A hearing on the petitions to remove was held on
December 30, 1982. Counsel for Virginia waived notice
requirements, and the ex-wives' attorney was allowed to
press arguments for Virginia's removal. The first
contention--that Virginia had never married Walter--proved
false, as Virginia's counsel produced a marriage
certificate indicating that the couple had been married in
Las Vegas in February of 1980. Counsel for the ex-wives
then concentrated his attention on the remaining grounds.
Counsel insisted that, in a 1979 divorce action filed by
Walter against Karen, Walter claimed that no children had
been born of the marriage. Of course, the couple had two
children, and the ex-wives contended that Virginia was aware
of Walter's apparent misrepresentation to the court. The
only witness to testify about these matters was Virginia.
She testified that she knew that Tom and Sean were Walter's
children by a former marriage, and that Tom had lived with
them in Montana for a time, but that she did not know they
were the children of Karen. In fact, she testified that she
knew nothing about Karen Pegg or the divorce action filed by
Walter against Karen in 1979.
Counsel for the ex-wives also attempted to impute
fraud on Virginia for failing to file a survivorship claim
against the helicopter company. Any recovery from a
survivorship action or related settlement would become part
of the decedent's estate, and therefore pass to Virginia and
the minor children under the intestacy statutes, with
Virginia receiving one third of the settlement and the
children the remainder. See Section 72-2-202(2), MCA.
Because the proceeds of a wrongful death recovery would not
become part of the estate, and could therefore he allocated
differently, Virginia was allegedly in a position to
increase unfairly her portion of any settlement from the
insurance company. There was no evidence produced in
support of this claim other than the coincidence that
Virginia could, by law, benefit more from a wrongful death
recovery. Counsel for Virginia responded that a
survivorship action had been contemplated, but had not been
pursued for fear that Walter's instantaneous death would
prohibit recovery. The wrongful death theory of relief was
deemed a more effective course of action.
The District Court concluded that there was no
evidence to support removal of Virginia as personal
representative, and denied the ex-wives' petitions. Orders
to that effect were signed on the day of the hearing,
December 30, 1982, and notices of entry of order were
entered and served that same day. The hearing on the
proposed settlement offer was reset for January 10, 1983.
At the January 10th hearing, the attorney for the
ex-wives again filed a petition for removal of Virginia as
the personal representative. This petition alleged that
another pleading had been simultaneously filed in the court
that had entertained Walter's divorce action in 1979. This
petition alleged that service upon Karen Pegg Symonds had
been improper, and that the final decree in that action was
void. If the marriage of Karen and Walter was not
dissolved, then the marriage of Virginia and Walter was
void. Thus, Virginia could not serve as personal
representative.
The District Court orally denied the ex-wives
petitions. In a memorandum issued after the hearing, the
court indicated that the petitions were "frivolous [and]
brought for purpose of delay and as an impermissible
collateral attack on a final decree in another court." In
the court's view, the ex-wives and their counsel were aware
of all the facts necessary to support the latest petition
during the first hearing; the doctrine of res judicata thus
barred any consideration of these grounds. Moreover, the
divorce decree could not be shown to be void on its face.

**Data extract**:

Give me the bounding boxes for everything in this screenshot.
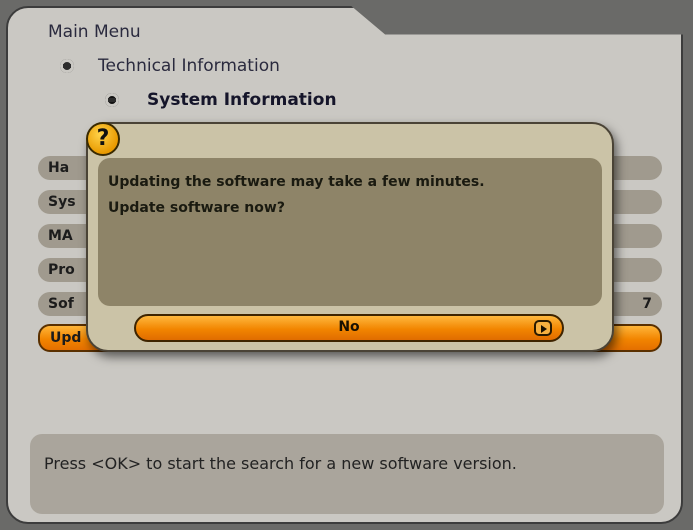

**Challenges**:
[A] For the passage about the removal petitions, decide whether each statement agrees with it: (i) Virginia and Walter were married in Las Vegas in February 1980; (ii) several witnesses testified about the 1979 divorce action; (iii) the hearing on the proposed settlement offer was reset for January 10, 1983. For each, answer yes or no and quote the words that decide it.
[B] Rewrite the stretch of the passage about the removal petitions from "Because the proceeds" through "course of action.", replacing "Counsel for Virginia" with "Virginia's attorney".
[C] According to the passage about the removal petitions, what share of a survivorship settlement would Virginia receive under the intestacy statutes?

**Per-task outputs**:
[A]
(i) Yes: "the couple had been married in Las Vegas in February of 1980"
(ii) No: "The only witness to testify about these matters was Virginia."
(iii) Yes: "The hearing on the proposed settlement offer was reset for January 10, 1983."

[B]
Because the proceeds of a wrongful death recovery would not
become part of the estate, and could therefore he allocated
differently, Virginia was allegedly in a position to
increase unfairly her portion of any settlement from the
insurance company. There was no evidence produced in
support of this claim other than the coincidence that
Virginia could, by law, benefit more from a wrongful death
recovery. Virginia's attorney responded that a
survivorship action had been contemplated, but had not been
pursued for fear that Walter's instantaneous death would
prohibit recovery. The wrongful death theory of relief was
deemed a more effective course of action.

[C] One third, with the children receiving the remainder.